[To be done]
Read through the entries below and return each line with the word "prec".

[Data records]

· · · · ·

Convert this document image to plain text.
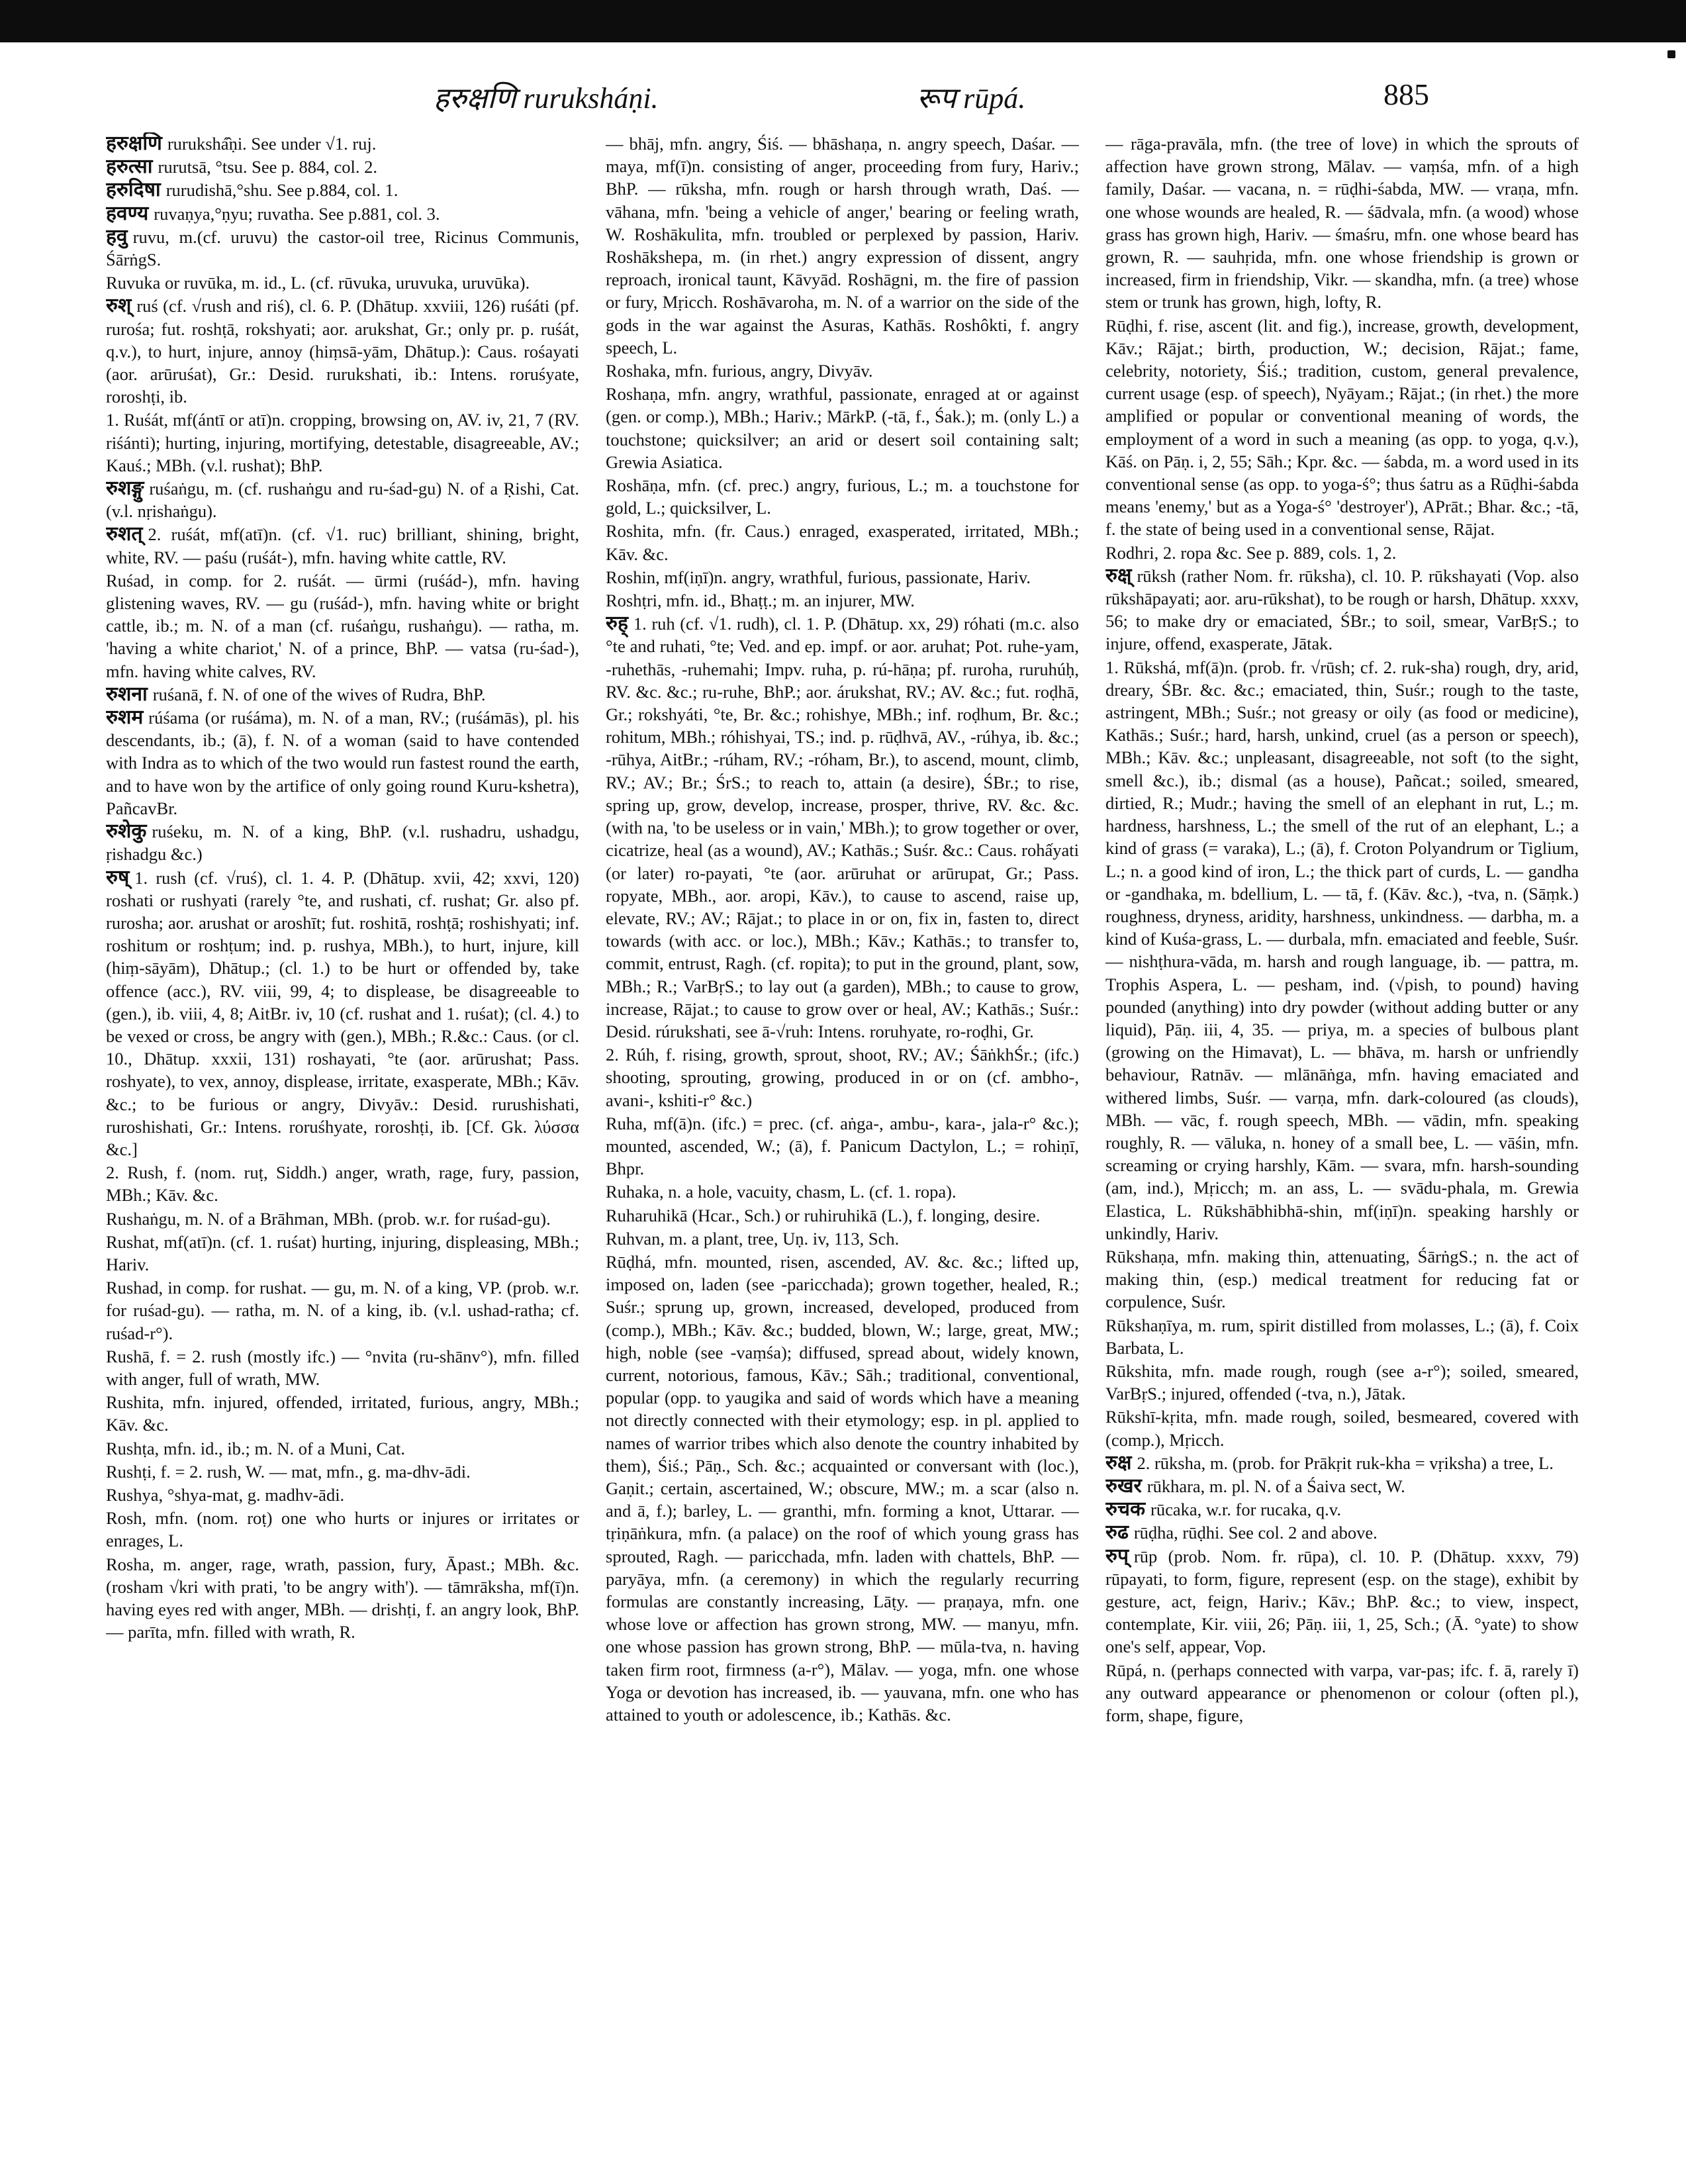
हरुक्षणि ruruksháṇi.	रूप rūpá.	885

हरुक्षणि rurukshá̂ṇi. See under √1. ruj.

हरुत्सा rurutsā, °tsu. See p. 884, col. 2.

हरुदिषा rurudishā,°shu. See p.884, col. 1.

हवण्य ruvaṇya,°ṇyu; ruvatha. See p.881, col. 3.

हवु ruvu, m.(cf. uruvu) the castor-oil tree, Ricinus Communis, ŚārṅgS.

Ruvuka or ruvūka, m. id., L. (cf. rūvuka, uruvuka, uruvūka).

रुश् ruś (cf. √rush and riś), cl. 6. P. (Dhātup. xxviii, 126) ruśáti (pf. rurośa; fut. roshṭā, rokshyati; aor. arukshat, Gr.; only pr. p. ruśát, q.v.), to hurt, injure, annoy (hiṃsā-yām, Dhātup.): Caus. rośayati (aor. arūruśat), Gr.: Desid. rurukshati, ib.: Intens. roruśyate, roroshṭi, ib.

1. Ruśát, mf(ántī or atī)n. cropping, browsing on, AV. iv, 21, 7 (RV. riśánti); hurting, injuring, mortifying, detestable, disagreeable, AV.; Kauś.; MBh. (v.l. rushat); BhP.

रुशङ्गु ruśaṅgu, m. (cf. rushaṅgu and ru-śad-gu) N. of a Ṛishi, Cat. (v.l. nṛishaṅgu).

रुशत् 2. ruśát, mf(atī)n. (cf. √1. ruc) brilliant, shining, bright, white, RV. — paśu (ruśát-), mfn. having white cattle, RV.

Ruśad, in comp. for 2. ruśát. — ūrmi (ruśád-), mfn. having glistening waves, RV. — gu (ruśád-), mfn. having white or bright cattle, ib.; m. N. of a man (cf. ruśaṅgu, rushaṅgu). — ratha, m. 'having a white chariot,' N. of a prince, BhP. — vatsa (ru-śad-), mfn. having white calves, RV.

रुशना ruśanā, f. N. of one of the wives of Rudra, BhP.

रुशम rúśama (or ruśáma), m. N. of a man, RV.; (ruśámās), pl. his descendants, ib.; (ā), f. N. of a woman (said to have contended with Indra as to which of the two would run fastest round the earth, and to have won by the artifice of only going round Kuru-kshetra), PañcavBr.

रुशेकु ruśeku, m. N. of a king, BhP. (v.l. rushadru, ushadgu, ṛishadgu &c.)

रुष् 1. rush (cf. √ruś), cl. 1. 4. P. (Dhātup. xvii, 42; xxvi, 120) roshati or rushyati (rarely °te, and rushati, cf. rushat; Gr. also pf. rurosha; aor. arushat or aroshīt; fut. roshitā, roshṭā; roshishyati; inf. roshitum or roshṭum; ind. p. rushya, MBh.), to hurt, injure, kill (hiṃ-sāyām), Dhātup.; (cl. 1.) to be hurt or offended by, take offence (acc.), RV. viii, 99, 4; to displease, be disagreeable to (gen.), ib. viii, 4, 8; AitBr. iv, 10 (cf. rushat and 1. ruśat); (cl. 4.) to be vexed or cross, be angry with (gen.), MBh.; R.&c.: Caus. (or cl. 10., Dhātup. xxxii, 131) roshayati, °te (aor. arūrushat; Pass. roshyate), to vex, annoy, displease, irritate, exasperate, MBh.; Kāv. &c.; to be furious or angry, Divyāv.: Desid. rurushishati, ruroshishati, Gr.: Intens. roruśhyate, roroshṭi, ib. [Cf. Gk. λύσσα &c.]

2. Rush, f. (nom. ruṭ, Siddh.) anger, wrath, rage, fury, passion, MBh.; Kāv. &c.

Rushaṅgu, m. N. of a Brāhman, MBh. (prob. w.r. for ruśad-gu).

Rushat, mf(atī)n. (cf. 1. ruśat) hurting, injuring, displeasing, MBh.; Hariv.

Rushad, in comp. for rushat. — gu, m. N. of a king, VP. (prob. w.r. for ruśad-gu). — ratha, m. N. of a king, ib. (v.l. ushad-ratha; cf. ruśad-r°).

Rushā, f. = 2. rush (mostly ifc.) — °nvita (ru-shānv°), mfn. filled with anger, full of wrath, MW.

Rushita, mfn. injured, offended, irritated, furious, angry, MBh.; Kāv. &c.

Rushṭa, mfn. id., ib.; m. N. of a Muni, Cat.

Rushṭi, f. = 2. rush, W. — mat, mfn., g. ma-dhv-ādi.

Rushya, °shya-mat, g. madhv-ādi.

Rosh, mfn. (nom. roṭ) one who hurts or injures or irritates or enrages, L.

Rosha, m. anger, rage, wrath, passion, fury, Āpast.; MBh. &c. (rosham √kri with prati, 'to be angry with'). — tāmrāksha, mf(ī)n. having eyes red with anger, MBh. — drishṭi, f. an angry look, BhP. — parīta, mfn. filled with wrath, R.

— bhāj, mfn. angry, Śiś. — bhāshaṇa, n. angry speech, Daśar. — maya, mf(ī)n. consisting of anger, proceeding from fury, Hariv.; BhP. — rūksha, mfn. rough or harsh through wrath, Daś. — vāhana, mfn. 'being a vehicle of anger,' bearing or feeling wrath, W. Roshākulita, mfn. troubled or perplexed by passion, Hariv. Roshākshepa, m. (in rhet.) angry expression of dissent, angry reproach, ironical taunt, Kāvyād. Roshāgni, m. the fire of passion or fury, Mṛicch. Roshāvaroha, m. N. of a warrior on the side of the gods in the war against the Asuras, Kathās. Roshôkti, f. angry speech, L.

Roshaka, mfn. furious, angry, Divyāv.

Roshaṇa, mfn. angry, wrathful, passionate, enraged at or against (gen. or comp.), MBh.; Hariv.; MārkP. (-tā, f., Śak.); m. (only L.) a touchstone; quicksilver; an arid or desert soil containing salt; Grewia Asiatica.

Roshāṇa, mfn. (cf. prec.) angry, furious, L.; m. a touchstone for gold, L.; quicksilver, L.

Roshita, mfn. (fr. Caus.) enraged, exasperated, irritated, MBh.; Kāv. &c.

Roshin, mf(iṇī)n. angry, wrathful, furious, passionate, Hariv.

Roshṭri, mfn. id., Bhaṭṭ.; m. an injurer, MW.

रुह् 1. ruh (cf. √1. rudh), cl. 1. P. (Dhātup. xx, 29) róhati (m.c. also °te and ruhati, °te; Ved. and ep. impf. or aor. aruhat; Pot. ruhe-yam, -ruhethās, -ruhemahi; Impv. ruha, p. rú-hāṇa; pf. ruroha, ruruhúḥ, RV. &c. &c.; ru-ruhe, BhP.; aor. árukshat, RV.; AV. &c.; fut. roḍhā, Gr.; rokshyáti, °te, Br. &c.; rohishye, MBh.; inf. roḍhum, Br. &c.; rohitum, MBh.; róhishyai, TS.; ind. p. rūḍhvā, AV., -rúhya, ib. &c.; -rūhya, AitBr.; -rúham, RV.; -róham, Br.), to ascend, mount, climb, RV.; AV.; Br.; ŚrS.; to reach to, attain (a desire), ŚBr.; to rise, spring up, grow, develop, increase, prosper, thrive, RV. &c. &c. (with na, 'to be useless or in vain,' MBh.); to grow together or over, cicatrize, heal (as a wound), AV.; Kathās.; Suśr. &c.: Caus. rohấyati (or later) ro-payati, °te (aor. arūruhat or arūrupat, Gr.; Pass. ropyate, MBh., aor. aropi, Kāv.), to cause to ascend, raise up, elevate, RV.; AV.; Rājat.; to place in or on, fix in, fasten to, direct towards (with acc. or loc.), MBh.; Kāv.; Kathās.; to transfer to, commit, entrust, Ragh. (cf. ropita); to put in the ground, plant, sow, MBh.; R.; VarBṛS.; to lay out (a garden), MBh.; to cause to grow, increase, Rājat.; to cause to grow over or heal, AV.; Kathās.; Suśr.: Desid. rúrukshati, see ā-√ruh: Intens. roruhyate, ro-roḍhi, Gr.

2. Rúh, f. rising, growth, sprout, shoot, RV.; AV.; ŚāṅkhŚr.; (ifc.) shooting, sprouting, growing, produced in or on (cf. ambho-, avani-, kshiti-r° &c.)

Ruha, mf(ā)n. (ifc.) = prec. (cf. aṅga-, ambu-, kara-, jala-r° &c.); mounted, ascended, W.; (ā), f. Panicum Dactylon, L.; = rohiṇī, Bhpr.

Ruhaka, n. a hole, vacuity, chasm, L. (cf. 1. ropa).

Ruharuhikā (Hcar., Sch.) or ruhiruhikā (L.), f. longing, desire.

Ruhvan, m. a plant, tree, Uṇ. iv, 113, Sch.

Rūḍhá, mfn. mounted, risen, ascended, AV. &c. &c.; lifted up, imposed on, laden (see -paricchada); grown together, healed, R.; Suśr.; sprung up, grown, increased, developed, produced from (comp.), MBh.; Kāv. &c.; budded, blown, W.; large, great, MW.; high, noble (see -vaṃśa); diffused, spread about, widely known, current, notorious, famous, Kāv.; Sāh.; traditional, conventional, popular (opp. to yaugika and said of words which have a meaning not directly connected with their etymology; esp. in pl. applied to names of warrior tribes which also denote the country inhabited by them), Śiś.; Pāṇ., Sch. &c.; acquainted or conversant with (loc.), Gaṇit.; certain, ascertained, W.; obscure, MW.; m. a scar (also n. and ā, f.); barley, L. — granthi, mfn. forming a knot, Uttarar. — tṛiṇāṅkura, mfn. (a palace) on the roof of which young grass has sprouted, Ragh. — paricchada, mfn. laden with chattels, BhP. — paryāya, mfn. (a ceremony) in which the regularly recurring formulas are constantly increasing, Lāṭy. — praṇaya, mfn. one whose love or affection has grown strong, MW. — manyu, mfn. one whose passion has grown strong, BhP. — mūla-tva, n. having taken firm root, firmness (a-r°), Mālav. — yoga, mfn. one whose Yoga or devotion has increased, ib. — yauvana, mfn. one who has attained to youth or adolescence, ib.; Kathās. &c.

— rāga-pravāla, mfn. (the tree of love) in which the sprouts of affection have grown strong, Mālav. — vaṃśa, mfn. of a high family, Daśar. — vacana, n. = rūḍhi-śabda, MW. — vraṇa, mfn. one whose wounds are healed, R. — śādvala, mfn. (a wood) whose grass has grown high, Hariv. — śmaśru, mfn. one whose beard has grown, R. — sauhṛida, mfn. one whose friendship is grown or increased, firm in friendship, Vikr. — skandha, mfn. (a tree) whose stem or trunk has grown, high, lofty, R.

Rūḍhi, f. rise, ascent (lit. and fig.), increase, growth, development, Kāv.; Rājat.; birth, production, W.; decision, Rājat.; fame, celebrity, notoriety, Śiś.; tradition, custom, general prevalence, current usage (esp. of speech), Nyāyam.; Rājat.; (in rhet.) the more amplified or popular or conventional meaning of words, the employment of a word in such a meaning (as opp. to yoga, q.v.), Kāś. on Pāṇ. i, 2, 55; Sāh.; Kpr. &c. — śabda, m. a word used in its conventional sense (as opp. to yoga-ś°; thus śatru as a Rūḍhi-śabda means 'enemy,' but as a Yoga-ś° 'destroyer'), APrāt.; Bhar. &c.; -tā, f. the state of being used in a conventional sense, Rājat.

Rodhri, 2. ropa &c. See p. 889, cols. 1, 2.

रुक्ष् rūksh (rather Nom. fr. rūksha), cl. 10. P. rūkshayati (Vop. also rūkshāpayati; aor. aru-rūkshat), to be rough or harsh, Dhātup. xxxv, 56; to make dry or emaciated, ŚBr.; to soil, smear, VarBṛS.; to injure, offend, exasperate, Jātak.

1. Rūkshá, mf(ā)n. (prob. fr. √rūsh; cf. 2. ruk-sha) rough, dry, arid, dreary, ŚBr. &c. &c.; emaciated, thin, Suśr.; rough to the taste, astringent, MBh.; Suśr.; not greasy or oily (as food or medicine), Kathās.; Suśr.; hard, harsh, unkind, cruel (as a person or speech), MBh.; Kāv. &c.; unpleasant, disagreeable, not soft (to the sight, smell &c.), ib.; dismal (as a house), Pañcat.; soiled, smeared, dirtied, R.; Mudr.; having the smell of an elephant in rut, L.; m. hardness, harshness, L.; the smell of the rut of an elephant, L.; a kind of grass (= varaka), L.; (ā), f. Croton Polyandrum or Tiglium, L.; n. a good kind of iron, L.; the thick part of curds, L. — gandha or -gandhaka, m. bdellium, L. — tā, f. (Kāv. &c.), -tva, n. (Sāṃk.) roughness, dryness, aridity, harshness, unkindness. — darbha, m. a kind of Kuśa-grass, L. — durbala, mfn. emaciated and feeble, Suśr. — nishṭhura-vāda, m. harsh and rough language, ib. — pattra, m. Trophis Aspera, L. — pesham, ind. (√pish, to pound) having pounded (anything) into dry powder (without adding butter or any liquid), Pāṇ. iii, 4, 35. — priya, m. a species of bulbous plant (growing on the Himavat), L. — bhāva, m. harsh or unfriendly behaviour, Ratnāv. — mlānāṅga, mfn. having emaciated and withered limbs, Suśr. — varṇa, mfn. dark-coloured (as clouds), MBh. — vāc, f. rough speech, MBh. — vādin, mfn. speaking roughly, R. — vāluka, n. honey of a small bee, L. — vāśin, mfn. screaming or crying harshly, Kām. — svara, mfn. harsh-sounding (am, ind.), Mṛicch; m. an ass, L. — svādu-phala, m. Grewia Elastica, L. Rūkshābhibhā-shin, mf(iṇī)n. speaking harshly or unkindly, Hariv.

Rūkshaṇa, mfn. making thin, attenuating, ŚārṅgS.; n. the act of making thin, (esp.) medical treatment for reducing fat or corpulence, Suśr.

Rūkshaṇīya, m. rum, spirit distilled from molasses, L.; (ā), f. Coix Barbata, L.

Rūkshita, mfn. made rough, rough (see a-r°); soiled, smeared, VarBṛS.; injured, offended (-tva, n.), Jātak.

Rūkshī-kṛita, mfn. made rough, soiled, besmeared, covered with (comp.), Mṛicch.

रुक्ष 2. rūksha, m. (prob. for Prākṛit ruk-kha = vṛiksha) a tree, L.

रुखर rūkhara, m. pl. N. of a Śaiva sect, W.

रुचक rūcaka, w.r. for rucaka, q.v.

रुढ rūḍha, rūḍhi. See col. 2 and above.

रुप् rūp (prob. Nom. fr. rūpa), cl. 10. P. (Dhātup. xxxv, 79) rūpayati, to form, figure, represent (esp. on the stage), exhibit by gesture, act, feign, Hariv.; Kāv.; BhP. &c.; to view, inspect, contemplate, Kir. viii, 26; Pāṇ. iii, 1, 25, Sch.; (Ā. °yate) to show one's self, appear, Vop.

Rūpá, n. (perhaps connected with varpa, var-pas; ifc. f. ā, rarely ī) any outward appearance or phenomenon or colour (often pl.), form, shape, figure,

· · · · ·

[Full solution]
Roshāṇa, mfn. (cf. prec.) angry, furious, L.; m. a touchstone for gold, L.; quicksilver, L.
Ruha, mf(ā)n. (ifc.) = prec. (cf. aṅga-, ambu-, kara-, jala-r° &c.); mounted, ascended, W.; (ā), f. Panicum Dactylon, L.; = rohiṇī, Bhpr.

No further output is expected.